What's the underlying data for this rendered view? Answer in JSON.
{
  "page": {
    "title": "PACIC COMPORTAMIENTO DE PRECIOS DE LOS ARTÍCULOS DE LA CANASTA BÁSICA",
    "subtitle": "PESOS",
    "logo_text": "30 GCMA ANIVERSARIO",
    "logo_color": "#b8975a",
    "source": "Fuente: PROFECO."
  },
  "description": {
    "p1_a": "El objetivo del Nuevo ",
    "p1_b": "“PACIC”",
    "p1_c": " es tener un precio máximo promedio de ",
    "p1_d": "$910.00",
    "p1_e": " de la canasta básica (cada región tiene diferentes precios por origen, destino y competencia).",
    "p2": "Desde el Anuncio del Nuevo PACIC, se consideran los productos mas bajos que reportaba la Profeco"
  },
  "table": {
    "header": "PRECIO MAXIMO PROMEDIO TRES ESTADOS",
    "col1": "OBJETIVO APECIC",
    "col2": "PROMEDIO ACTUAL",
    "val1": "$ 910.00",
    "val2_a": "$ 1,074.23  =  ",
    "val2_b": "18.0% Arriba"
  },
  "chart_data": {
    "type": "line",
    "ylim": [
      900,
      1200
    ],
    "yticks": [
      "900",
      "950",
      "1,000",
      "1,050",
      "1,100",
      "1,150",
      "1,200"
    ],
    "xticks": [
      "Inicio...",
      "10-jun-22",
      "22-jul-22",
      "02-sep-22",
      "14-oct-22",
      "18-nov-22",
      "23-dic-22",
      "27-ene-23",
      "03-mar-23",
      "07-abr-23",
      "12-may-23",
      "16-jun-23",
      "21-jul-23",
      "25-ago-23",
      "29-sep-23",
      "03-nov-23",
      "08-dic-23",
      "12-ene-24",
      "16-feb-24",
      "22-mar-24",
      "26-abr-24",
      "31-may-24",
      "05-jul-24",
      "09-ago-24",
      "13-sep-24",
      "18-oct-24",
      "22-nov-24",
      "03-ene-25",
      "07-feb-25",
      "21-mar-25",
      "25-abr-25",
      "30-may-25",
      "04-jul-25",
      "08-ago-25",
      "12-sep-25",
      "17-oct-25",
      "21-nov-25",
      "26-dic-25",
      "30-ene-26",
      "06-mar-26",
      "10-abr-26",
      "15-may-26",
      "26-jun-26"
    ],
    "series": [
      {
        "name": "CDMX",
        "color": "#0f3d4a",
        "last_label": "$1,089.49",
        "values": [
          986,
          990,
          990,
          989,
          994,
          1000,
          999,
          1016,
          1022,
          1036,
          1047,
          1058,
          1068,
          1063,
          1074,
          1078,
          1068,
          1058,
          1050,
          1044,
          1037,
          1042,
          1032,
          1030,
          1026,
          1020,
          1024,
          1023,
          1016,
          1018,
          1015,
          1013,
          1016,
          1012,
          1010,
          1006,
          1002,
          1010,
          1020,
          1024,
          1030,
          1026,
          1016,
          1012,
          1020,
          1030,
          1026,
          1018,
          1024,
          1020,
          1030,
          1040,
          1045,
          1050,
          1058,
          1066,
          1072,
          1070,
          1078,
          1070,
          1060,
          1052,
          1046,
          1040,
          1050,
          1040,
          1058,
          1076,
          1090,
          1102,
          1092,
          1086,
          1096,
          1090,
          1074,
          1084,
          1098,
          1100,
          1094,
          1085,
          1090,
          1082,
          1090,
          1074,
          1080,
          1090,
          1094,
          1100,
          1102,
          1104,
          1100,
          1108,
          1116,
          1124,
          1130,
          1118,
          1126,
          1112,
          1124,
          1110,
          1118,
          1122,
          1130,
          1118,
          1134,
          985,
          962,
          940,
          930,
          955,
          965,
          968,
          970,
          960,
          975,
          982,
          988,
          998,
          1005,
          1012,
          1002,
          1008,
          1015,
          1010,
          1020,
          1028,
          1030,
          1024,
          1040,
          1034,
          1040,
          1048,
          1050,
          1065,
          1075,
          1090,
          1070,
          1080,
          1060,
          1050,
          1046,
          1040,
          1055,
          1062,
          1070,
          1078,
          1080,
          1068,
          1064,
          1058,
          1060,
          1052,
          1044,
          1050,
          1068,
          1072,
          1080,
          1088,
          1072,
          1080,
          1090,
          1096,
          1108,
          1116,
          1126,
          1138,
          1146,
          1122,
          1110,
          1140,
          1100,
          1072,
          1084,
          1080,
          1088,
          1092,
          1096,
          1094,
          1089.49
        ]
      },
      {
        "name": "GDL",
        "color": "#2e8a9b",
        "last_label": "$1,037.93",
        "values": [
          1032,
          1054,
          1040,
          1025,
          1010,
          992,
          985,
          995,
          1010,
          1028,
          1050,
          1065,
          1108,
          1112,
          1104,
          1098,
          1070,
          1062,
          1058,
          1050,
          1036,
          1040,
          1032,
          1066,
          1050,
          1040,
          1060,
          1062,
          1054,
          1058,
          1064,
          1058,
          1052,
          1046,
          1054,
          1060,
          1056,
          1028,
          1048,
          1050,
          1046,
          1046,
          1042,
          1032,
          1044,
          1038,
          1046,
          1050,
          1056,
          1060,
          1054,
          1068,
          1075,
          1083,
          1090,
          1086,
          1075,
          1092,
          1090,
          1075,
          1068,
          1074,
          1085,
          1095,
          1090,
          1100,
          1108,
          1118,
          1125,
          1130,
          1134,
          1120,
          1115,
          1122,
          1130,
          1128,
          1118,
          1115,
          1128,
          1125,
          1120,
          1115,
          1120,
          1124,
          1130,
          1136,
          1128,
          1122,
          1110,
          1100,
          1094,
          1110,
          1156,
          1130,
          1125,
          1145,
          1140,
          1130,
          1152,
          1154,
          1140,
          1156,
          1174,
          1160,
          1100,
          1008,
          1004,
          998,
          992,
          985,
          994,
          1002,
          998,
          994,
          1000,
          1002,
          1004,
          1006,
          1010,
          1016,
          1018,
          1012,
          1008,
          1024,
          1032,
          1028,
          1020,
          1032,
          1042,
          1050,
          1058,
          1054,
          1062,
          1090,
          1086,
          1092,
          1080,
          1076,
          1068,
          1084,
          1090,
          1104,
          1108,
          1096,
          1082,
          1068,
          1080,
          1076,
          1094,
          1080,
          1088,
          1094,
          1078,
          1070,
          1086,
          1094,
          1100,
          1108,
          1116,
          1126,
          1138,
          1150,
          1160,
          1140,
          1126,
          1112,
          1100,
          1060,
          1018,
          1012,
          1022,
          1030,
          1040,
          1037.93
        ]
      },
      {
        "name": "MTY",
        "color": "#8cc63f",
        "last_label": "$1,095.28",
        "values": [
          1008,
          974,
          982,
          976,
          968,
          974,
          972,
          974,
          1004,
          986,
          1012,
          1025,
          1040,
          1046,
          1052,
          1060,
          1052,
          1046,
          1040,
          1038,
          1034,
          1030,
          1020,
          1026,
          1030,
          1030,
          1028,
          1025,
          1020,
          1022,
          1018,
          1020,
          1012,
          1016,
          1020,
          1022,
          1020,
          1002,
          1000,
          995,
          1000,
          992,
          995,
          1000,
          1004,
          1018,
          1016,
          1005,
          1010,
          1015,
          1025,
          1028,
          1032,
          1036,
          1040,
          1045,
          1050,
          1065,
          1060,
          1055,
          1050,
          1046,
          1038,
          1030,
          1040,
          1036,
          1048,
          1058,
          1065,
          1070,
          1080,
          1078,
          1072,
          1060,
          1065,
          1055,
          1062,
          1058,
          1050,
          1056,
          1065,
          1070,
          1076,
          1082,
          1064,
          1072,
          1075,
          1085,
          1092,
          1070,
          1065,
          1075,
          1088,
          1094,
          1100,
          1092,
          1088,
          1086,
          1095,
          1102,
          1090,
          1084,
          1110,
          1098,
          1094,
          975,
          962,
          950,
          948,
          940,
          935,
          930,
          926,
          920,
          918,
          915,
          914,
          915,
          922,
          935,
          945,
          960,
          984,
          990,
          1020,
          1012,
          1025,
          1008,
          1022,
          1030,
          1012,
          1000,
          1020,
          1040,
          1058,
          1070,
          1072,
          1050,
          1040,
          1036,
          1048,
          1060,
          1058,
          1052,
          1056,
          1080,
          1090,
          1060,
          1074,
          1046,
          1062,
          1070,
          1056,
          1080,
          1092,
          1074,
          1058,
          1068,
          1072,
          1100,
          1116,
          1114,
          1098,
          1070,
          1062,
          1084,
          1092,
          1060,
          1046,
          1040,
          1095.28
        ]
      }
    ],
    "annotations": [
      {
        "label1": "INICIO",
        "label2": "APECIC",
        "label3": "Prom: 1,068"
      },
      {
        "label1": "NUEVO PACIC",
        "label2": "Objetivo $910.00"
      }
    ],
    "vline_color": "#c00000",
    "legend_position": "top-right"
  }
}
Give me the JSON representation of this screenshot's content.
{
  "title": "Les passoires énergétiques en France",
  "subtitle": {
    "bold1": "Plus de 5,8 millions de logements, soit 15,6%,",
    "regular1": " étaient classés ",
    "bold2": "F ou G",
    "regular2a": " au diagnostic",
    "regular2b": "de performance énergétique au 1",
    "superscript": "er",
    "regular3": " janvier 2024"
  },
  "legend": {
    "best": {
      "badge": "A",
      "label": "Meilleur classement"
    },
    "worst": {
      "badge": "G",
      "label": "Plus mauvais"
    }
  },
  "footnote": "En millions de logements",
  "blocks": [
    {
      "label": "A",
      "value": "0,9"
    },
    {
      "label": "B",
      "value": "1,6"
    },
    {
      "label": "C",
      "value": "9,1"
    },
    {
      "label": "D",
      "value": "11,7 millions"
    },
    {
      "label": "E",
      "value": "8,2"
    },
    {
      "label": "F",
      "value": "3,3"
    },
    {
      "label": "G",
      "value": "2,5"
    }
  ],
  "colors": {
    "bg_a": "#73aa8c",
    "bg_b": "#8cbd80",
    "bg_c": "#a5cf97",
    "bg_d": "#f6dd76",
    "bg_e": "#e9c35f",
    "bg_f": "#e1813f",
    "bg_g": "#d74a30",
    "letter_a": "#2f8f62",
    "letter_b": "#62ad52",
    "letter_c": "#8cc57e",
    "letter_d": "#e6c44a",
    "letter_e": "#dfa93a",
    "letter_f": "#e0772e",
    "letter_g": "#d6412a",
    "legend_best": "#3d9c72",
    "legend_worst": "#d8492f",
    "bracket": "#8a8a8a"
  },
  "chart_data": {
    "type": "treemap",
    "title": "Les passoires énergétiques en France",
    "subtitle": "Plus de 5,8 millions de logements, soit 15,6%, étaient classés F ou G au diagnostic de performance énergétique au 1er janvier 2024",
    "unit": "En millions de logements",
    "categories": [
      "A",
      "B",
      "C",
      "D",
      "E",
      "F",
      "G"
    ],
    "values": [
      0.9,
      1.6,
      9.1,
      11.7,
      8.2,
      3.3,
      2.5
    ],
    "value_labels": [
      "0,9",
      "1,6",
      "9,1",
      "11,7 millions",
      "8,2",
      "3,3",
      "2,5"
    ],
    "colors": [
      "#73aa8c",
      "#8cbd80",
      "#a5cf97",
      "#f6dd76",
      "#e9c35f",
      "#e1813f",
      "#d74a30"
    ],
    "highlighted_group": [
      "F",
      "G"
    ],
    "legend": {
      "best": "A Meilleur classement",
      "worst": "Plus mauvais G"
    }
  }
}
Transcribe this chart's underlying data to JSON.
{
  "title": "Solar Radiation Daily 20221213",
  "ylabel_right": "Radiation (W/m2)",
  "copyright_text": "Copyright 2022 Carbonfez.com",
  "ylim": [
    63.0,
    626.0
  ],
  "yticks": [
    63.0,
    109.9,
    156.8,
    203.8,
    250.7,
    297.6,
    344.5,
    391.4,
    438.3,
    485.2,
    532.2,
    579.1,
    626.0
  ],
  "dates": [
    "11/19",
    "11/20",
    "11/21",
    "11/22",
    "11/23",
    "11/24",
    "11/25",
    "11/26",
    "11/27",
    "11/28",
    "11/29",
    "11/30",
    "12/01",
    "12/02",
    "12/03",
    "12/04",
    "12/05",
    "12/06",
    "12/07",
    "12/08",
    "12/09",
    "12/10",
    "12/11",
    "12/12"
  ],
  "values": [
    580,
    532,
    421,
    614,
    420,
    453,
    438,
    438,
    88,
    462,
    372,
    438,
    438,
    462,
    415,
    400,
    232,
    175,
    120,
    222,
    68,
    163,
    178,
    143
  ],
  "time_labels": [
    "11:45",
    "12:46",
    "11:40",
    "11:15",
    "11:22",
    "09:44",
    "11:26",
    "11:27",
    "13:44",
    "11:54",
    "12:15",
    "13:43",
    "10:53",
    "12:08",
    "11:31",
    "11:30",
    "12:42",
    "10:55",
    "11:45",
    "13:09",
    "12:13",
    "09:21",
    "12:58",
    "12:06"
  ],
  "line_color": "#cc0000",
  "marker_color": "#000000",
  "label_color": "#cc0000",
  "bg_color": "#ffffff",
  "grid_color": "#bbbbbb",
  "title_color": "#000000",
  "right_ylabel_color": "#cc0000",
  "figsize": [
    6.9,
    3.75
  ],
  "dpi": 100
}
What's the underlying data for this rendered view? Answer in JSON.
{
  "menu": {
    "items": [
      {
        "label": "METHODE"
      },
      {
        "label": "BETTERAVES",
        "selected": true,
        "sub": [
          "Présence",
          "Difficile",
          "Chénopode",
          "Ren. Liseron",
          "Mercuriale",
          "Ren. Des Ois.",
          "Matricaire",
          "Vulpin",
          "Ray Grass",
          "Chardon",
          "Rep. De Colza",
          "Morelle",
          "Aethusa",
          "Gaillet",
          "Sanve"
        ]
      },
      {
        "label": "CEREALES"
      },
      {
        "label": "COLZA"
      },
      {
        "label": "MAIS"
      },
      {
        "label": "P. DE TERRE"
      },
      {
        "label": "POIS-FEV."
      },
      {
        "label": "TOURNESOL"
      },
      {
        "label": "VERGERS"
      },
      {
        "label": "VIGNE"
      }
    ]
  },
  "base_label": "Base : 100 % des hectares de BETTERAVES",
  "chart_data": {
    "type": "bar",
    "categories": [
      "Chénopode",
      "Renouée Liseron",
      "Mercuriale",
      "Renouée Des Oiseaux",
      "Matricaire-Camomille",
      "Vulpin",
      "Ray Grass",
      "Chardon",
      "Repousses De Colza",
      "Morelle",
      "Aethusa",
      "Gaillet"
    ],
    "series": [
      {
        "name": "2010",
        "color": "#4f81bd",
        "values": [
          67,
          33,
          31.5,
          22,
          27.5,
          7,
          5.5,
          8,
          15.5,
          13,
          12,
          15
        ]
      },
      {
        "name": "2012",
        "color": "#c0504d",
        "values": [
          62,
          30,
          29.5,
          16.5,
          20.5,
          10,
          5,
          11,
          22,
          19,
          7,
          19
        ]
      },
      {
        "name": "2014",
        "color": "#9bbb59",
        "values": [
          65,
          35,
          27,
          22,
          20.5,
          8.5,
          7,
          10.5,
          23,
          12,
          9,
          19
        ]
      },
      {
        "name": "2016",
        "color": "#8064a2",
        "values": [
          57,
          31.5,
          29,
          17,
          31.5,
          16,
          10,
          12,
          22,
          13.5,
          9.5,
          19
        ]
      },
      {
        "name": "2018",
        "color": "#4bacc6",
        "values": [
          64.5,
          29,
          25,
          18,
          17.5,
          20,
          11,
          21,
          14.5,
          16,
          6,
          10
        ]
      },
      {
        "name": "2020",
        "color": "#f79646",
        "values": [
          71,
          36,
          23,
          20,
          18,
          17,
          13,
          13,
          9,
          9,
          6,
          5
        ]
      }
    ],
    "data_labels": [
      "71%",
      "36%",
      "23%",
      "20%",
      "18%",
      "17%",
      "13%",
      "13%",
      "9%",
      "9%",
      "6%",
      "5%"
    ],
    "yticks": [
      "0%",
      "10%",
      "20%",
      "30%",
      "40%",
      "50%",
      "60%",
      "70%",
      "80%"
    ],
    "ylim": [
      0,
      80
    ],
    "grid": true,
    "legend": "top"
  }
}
===
To be done:
Show the lines of the material that contain the word "classement".

In response:
      "label": "Meilleur classement"
      "best": "A Meilleur classement",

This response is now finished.